Aim
Exactly repeat the material, dropping only the pictures.

Dataset items
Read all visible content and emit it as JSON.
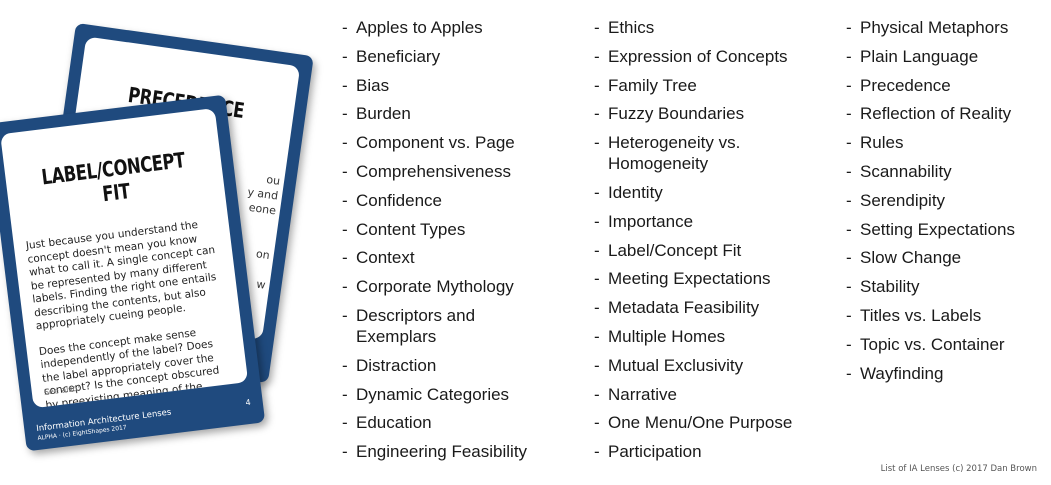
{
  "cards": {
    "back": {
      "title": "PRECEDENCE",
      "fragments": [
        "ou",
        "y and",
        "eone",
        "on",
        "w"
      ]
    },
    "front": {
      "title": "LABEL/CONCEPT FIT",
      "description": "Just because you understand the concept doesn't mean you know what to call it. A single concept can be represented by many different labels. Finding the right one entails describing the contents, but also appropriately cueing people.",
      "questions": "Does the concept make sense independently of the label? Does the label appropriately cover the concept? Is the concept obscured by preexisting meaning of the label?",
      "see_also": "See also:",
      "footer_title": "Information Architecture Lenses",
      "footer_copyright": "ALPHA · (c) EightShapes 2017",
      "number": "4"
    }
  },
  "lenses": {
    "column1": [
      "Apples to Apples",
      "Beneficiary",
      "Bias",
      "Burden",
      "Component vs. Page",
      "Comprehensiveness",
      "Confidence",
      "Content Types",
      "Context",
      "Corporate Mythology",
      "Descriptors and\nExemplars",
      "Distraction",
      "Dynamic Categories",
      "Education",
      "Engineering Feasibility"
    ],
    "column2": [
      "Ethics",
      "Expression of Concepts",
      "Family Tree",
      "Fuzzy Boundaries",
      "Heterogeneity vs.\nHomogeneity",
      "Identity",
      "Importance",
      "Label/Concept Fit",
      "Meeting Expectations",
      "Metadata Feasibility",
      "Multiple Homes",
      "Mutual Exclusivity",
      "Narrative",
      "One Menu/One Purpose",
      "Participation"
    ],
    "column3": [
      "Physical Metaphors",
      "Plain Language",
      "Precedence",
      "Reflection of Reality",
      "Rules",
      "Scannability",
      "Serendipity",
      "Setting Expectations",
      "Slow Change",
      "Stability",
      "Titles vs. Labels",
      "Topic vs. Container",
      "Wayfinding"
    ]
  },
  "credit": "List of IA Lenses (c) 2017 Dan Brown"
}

Correct response
Read all visible content and emit it as JSON.
{
  "cards": {
    "back": {
      "title": "PRECEDENCE",
      "fragments": [
        "ou",
        "y and",
        "eone",
        "on",
        "w"
      ]
    },
    "front": {
      "title": "LABEL/CONCEPT FIT",
      "description": "Just because you understand the concept doesn't mean you know what to call it. A single concept can be represented by many different labels. Finding the right one entails describing the contents, but also appropriately cueing people.",
      "questions": "Does the concept make sense independently of the label? Does the label appropriately cover the concept? Is the concept obscured by preexisting meaning of the label?",
      "see_also": "See also:",
      "footer_title": "Information Architecture Lenses",
      "footer_copyright": "ALPHA · (c) EightShapes 2017",
      "number": "4"
    }
  },
  "lenses": {
    "column1": [
      "Apples to Apples",
      "Beneficiary",
      "Bias",
      "Burden",
      "Component vs. Page",
      "Comprehensiveness",
      "Confidence",
      "Content Types",
      "Context",
      "Corporate Mythology",
      "Descriptors and\nExemplars",
      "Distraction",
      "Dynamic Categories",
      "Education",
      "Engineering Feasibility"
    ],
    "column2": [
      "Ethics",
      "Expression of Concepts",
      "Family Tree",
      "Fuzzy Boundaries",
      "Heterogeneity vs.\nHomogeneity",
      "Identity",
      "Importance",
      "Label/Concept Fit",
      "Meeting Expectations",
      "Metadata Feasibility",
      "Multiple Homes",
      "Mutual Exclusivity",
      "Narrative",
      "One Menu/One Purpose",
      "Participation"
    ],
    "column3": [
      "Physical Metaphors",
      "Plain Language",
      "Precedence",
      "Reflection of Reality",
      "Rules",
      "Scannability",
      "Serendipity",
      "Setting Expectations",
      "Slow Change",
      "Stability",
      "Titles vs. Labels",
      "Topic vs. Container",
      "Wayfinding"
    ]
  },
  "credit": "List of IA Lenses (c) 2017 Dan Brown"
}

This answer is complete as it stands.